Records to process start
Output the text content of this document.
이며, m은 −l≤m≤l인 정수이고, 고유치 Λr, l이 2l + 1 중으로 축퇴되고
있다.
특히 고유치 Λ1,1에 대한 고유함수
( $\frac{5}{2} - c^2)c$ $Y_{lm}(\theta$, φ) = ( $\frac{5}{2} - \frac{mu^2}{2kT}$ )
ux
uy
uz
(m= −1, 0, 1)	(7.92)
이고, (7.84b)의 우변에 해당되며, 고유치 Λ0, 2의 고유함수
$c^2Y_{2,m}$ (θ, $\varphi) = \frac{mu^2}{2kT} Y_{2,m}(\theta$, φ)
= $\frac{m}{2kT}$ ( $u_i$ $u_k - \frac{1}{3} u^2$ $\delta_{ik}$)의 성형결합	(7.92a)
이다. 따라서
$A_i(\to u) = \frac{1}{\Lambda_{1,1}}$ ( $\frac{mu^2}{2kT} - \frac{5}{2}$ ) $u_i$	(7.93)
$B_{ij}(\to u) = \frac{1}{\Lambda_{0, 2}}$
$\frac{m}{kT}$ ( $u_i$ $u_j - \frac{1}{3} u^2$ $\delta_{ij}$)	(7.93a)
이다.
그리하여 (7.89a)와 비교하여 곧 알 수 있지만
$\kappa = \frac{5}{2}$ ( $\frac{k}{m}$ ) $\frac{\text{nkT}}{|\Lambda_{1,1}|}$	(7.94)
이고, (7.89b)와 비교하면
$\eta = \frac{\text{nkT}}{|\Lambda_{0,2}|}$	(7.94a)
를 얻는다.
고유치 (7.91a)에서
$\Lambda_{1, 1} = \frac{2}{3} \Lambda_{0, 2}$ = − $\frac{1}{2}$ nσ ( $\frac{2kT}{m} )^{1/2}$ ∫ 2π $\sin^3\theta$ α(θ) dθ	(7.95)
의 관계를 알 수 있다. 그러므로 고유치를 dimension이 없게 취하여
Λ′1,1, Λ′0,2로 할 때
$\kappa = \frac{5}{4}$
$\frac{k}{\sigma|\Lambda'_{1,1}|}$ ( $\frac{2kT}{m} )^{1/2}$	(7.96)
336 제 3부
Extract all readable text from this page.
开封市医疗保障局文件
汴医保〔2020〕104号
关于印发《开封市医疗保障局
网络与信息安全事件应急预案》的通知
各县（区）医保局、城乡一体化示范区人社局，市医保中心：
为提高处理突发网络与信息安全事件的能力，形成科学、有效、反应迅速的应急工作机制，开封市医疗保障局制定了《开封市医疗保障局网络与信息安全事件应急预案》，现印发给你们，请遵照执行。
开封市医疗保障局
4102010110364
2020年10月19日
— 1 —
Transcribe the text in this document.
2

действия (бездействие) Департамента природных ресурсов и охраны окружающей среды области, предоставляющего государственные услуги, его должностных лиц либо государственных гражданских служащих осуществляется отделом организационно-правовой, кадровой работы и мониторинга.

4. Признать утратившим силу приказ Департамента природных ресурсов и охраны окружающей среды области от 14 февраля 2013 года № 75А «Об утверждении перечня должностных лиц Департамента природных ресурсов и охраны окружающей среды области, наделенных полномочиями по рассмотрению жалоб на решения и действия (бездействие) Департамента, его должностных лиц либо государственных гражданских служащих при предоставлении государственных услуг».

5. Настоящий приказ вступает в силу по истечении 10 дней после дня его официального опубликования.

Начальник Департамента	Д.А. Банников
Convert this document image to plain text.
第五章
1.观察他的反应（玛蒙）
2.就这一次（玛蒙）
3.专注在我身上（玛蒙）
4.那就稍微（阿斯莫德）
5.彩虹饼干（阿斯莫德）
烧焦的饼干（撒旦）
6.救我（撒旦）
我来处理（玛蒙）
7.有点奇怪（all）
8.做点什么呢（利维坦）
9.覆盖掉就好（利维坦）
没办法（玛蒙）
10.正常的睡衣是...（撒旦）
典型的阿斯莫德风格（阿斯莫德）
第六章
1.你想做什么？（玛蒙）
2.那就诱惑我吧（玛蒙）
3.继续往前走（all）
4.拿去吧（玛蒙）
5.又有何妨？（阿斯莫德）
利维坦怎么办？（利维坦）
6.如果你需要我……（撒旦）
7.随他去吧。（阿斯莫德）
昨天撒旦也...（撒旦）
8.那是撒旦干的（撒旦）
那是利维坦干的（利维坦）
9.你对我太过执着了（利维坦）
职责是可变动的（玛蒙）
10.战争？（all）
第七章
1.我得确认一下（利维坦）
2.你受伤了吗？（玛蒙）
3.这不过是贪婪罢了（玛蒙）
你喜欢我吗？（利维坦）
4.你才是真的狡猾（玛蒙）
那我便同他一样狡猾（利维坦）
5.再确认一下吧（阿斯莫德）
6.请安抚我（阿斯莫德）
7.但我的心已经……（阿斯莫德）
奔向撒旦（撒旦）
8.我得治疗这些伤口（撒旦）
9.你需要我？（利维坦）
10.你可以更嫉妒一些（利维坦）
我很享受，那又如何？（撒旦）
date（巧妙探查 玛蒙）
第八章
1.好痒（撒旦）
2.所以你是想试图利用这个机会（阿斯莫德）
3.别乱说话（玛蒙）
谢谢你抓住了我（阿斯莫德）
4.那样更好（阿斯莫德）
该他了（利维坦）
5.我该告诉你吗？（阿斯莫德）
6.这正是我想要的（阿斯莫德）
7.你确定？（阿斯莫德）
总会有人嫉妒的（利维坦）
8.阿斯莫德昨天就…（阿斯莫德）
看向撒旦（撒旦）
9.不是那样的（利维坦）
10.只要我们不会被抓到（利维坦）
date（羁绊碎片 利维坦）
Records to process end
To do
Exact output of every entry is required.

Task output
Output the text content of this document.
이며, m은 −l≤m≤l인 정수이고, 고유치 Λr, l이 2l + 1 중으로 축퇴되고
있다.
특히 고유치 Λ1,1에 대한 고유함수
( $\frac{5}{2} - c^2)c$ $Y_{lm}(\theta$, φ) = ( $\frac{5}{2} - \frac{mu^2}{2kT}$ )
ux
uy
uz
(m= −1, 0, 1)	(7.92)
이고, (7.84b)의 우변에 해당되며, 고유치 Λ0, 2의 고유함수
$c^2Y_{2,m}$ (θ, $\varphi) = \frac{mu^2}{2kT} Y_{2,m}(\theta$, φ)
= $\frac{m}{2kT}$ ( $u_i$ $u_k - \frac{1}{3} u^2$ $\delta_{ik}$)의 성형결합	(7.92a)
이다. 따라서
$A_i(\to u) = \frac{1}{\Lambda_{1,1}}$ ( $\frac{mu^2}{2kT} - \frac{5}{2}$ ) $u_i$	(7.93)
$B_{ij}(\to u) = \frac{1}{\Lambda_{0, 2}}$
$\frac{m}{kT}$ ( $u_i$ $u_j - \frac{1}{3} u^2$ $\delta_{ij}$)	(7.93a)
이다.
그리하여 (7.89a)와 비교하여 곧 알 수 있지만
$\kappa = \frac{5}{2}$ ( $\frac{k}{m}$ ) $\frac{\text{nkT}}{|\Lambda_{1,1}|}$	(7.94)
이고, (7.89b)와 비교하면
$\eta = \frac{\text{nkT}}{|\Lambda_{0,2}|}$	(7.94a)
를 얻는다.
고유치 (7.91a)에서
$\Lambda_{1, 1} = \frac{2}{3} \Lambda_{0, 2}$ = − $\frac{1}{2}$ nσ ( $\frac{2kT}{m} )^{1/2}$ ∫ 2π $\sin^3\theta$ α(θ) dθ	(7.95)
의 관계를 알 수 있다. 그러므로 고유치를 dimension이 없게 취하여
Λ′1,1, Λ′0,2로 할 때
$\kappa = \frac{5}{4}$
$\frac{k}{\sigma|\Lambda'_{1,1}|}$ ( $\frac{2kT}{m} )^{1/2}$	(7.96)
336 제 3부
Extract all readable text from this page.
开封市医疗保障局文件
汴医保〔2020〕104号
关于印发《开封市医疗保障局
网络与信息安全事件应急预案》的通知
各县（区）医保局、城乡一体化示范区人社局，市医保中心：
为提高处理突发网络与信息安全事件的能力，形成科学、有效、反应迅速的应急工作机制，开封市医疗保障局制定了《开封市医疗保障局网络与信息安全事件应急预案》，现印发给你们，请遵照执行。
开封市医疗保障局
4102010110364
2020年10月19日
— 1 —
Transcribe the text in this document.
2

действия (бездействие) Департамента природных ресурсов и охраны окружающей среды области, предоставляющего государственные услуги, его должностных лиц либо государственных гражданских служащих осуществляется отделом организационно-правовой, кадровой работы и мониторинга.

4. Признать утратившим силу приказ Департамента природных ресурсов и охраны окружающей среды области от 14 февраля 2013 года № 75А «Об утверждении перечня должностных лиц Департамента природных ресурсов и охраны окружающей среды области, наделенных полномочиями по рассмотрению жалоб на решения и действия (бездействие) Департамента, его должностных лиц либо государственных гражданских служащих при предоставлении государственных услуг».

5. Настоящий приказ вступает в силу по истечении 10 дней после дня его официального опубликования.

Начальник Департамента	Д.А. Банников
Convert this document image to plain text.
第五章
1.观察他的反应（玛蒙）
2.就这一次（玛蒙）
3.专注在我身上（玛蒙）
4.那就稍微（阿斯莫德）
5.彩虹饼干（阿斯莫德）
烧焦的饼干（撒旦）
6.救我（撒旦）
我来处理（玛蒙）
7.有点奇怪（all）
8.做点什么呢（利维坦）
9.覆盖掉就好（利维坦）
没办法（玛蒙）
10.正常的睡衣是...（撒旦）
典型的阿斯莫德风格（阿斯莫德）
第六章
1.你想做什么？（玛蒙）
2.那就诱惑我吧（玛蒙）
3.继续往前走（all）
4.拿去吧（玛蒙）
5.又有何妨？（阿斯莫德）
利维坦怎么办？（利维坦）
6.如果你需要我……（撒旦）
7.随他去吧。（阿斯莫德）
昨天撒旦也...（撒旦）
8.那是撒旦干的（撒旦）
那是利维坦干的（利维坦）
9.你对我太过执着了（利维坦）
职责是可变动的（玛蒙）
10.战争？（all）
第七章
1.我得确认一下（利维坦）
2.你受伤了吗？（玛蒙）
3.这不过是贪婪罢了（玛蒙）
你喜欢我吗？（利维坦）
4.你才是真的狡猾（玛蒙）
那我便同他一样狡猾（利维坦）
5.再确认一下吧（阿斯莫德）
6.请安抚我（阿斯莫德）
7.但我的心已经……（阿斯莫德）
奔向撒旦（撒旦）
8.我得治疗这些伤口（撒旦）
9.你需要我？（利维坦）
10.你可以更嫉妒一些（利维坦）
我很享受，那又如何？（撒旦）
date（巧妙探查 玛蒙）
第八章
1.好痒（撒旦）
2.所以你是想试图利用这个机会（阿斯莫德）
3.别乱说话（玛蒙）
谢谢你抓住了我（阿斯莫德）
4.那样更好（阿斯莫德）
该他了（利维坦）
5.我该告诉你吗？（阿斯莫德）
6.这正是我想要的（阿斯莫德）
7.你确定？（阿斯莫德）
总会有人嫉妒的（利维坦）
8.阿斯莫德昨天就…（阿斯莫德）
看向撒旦（撒旦）
9.不是那样的（利维坦）
10.只要我们不会被抓到（利维坦）
date（羁绊碎片 利维坦）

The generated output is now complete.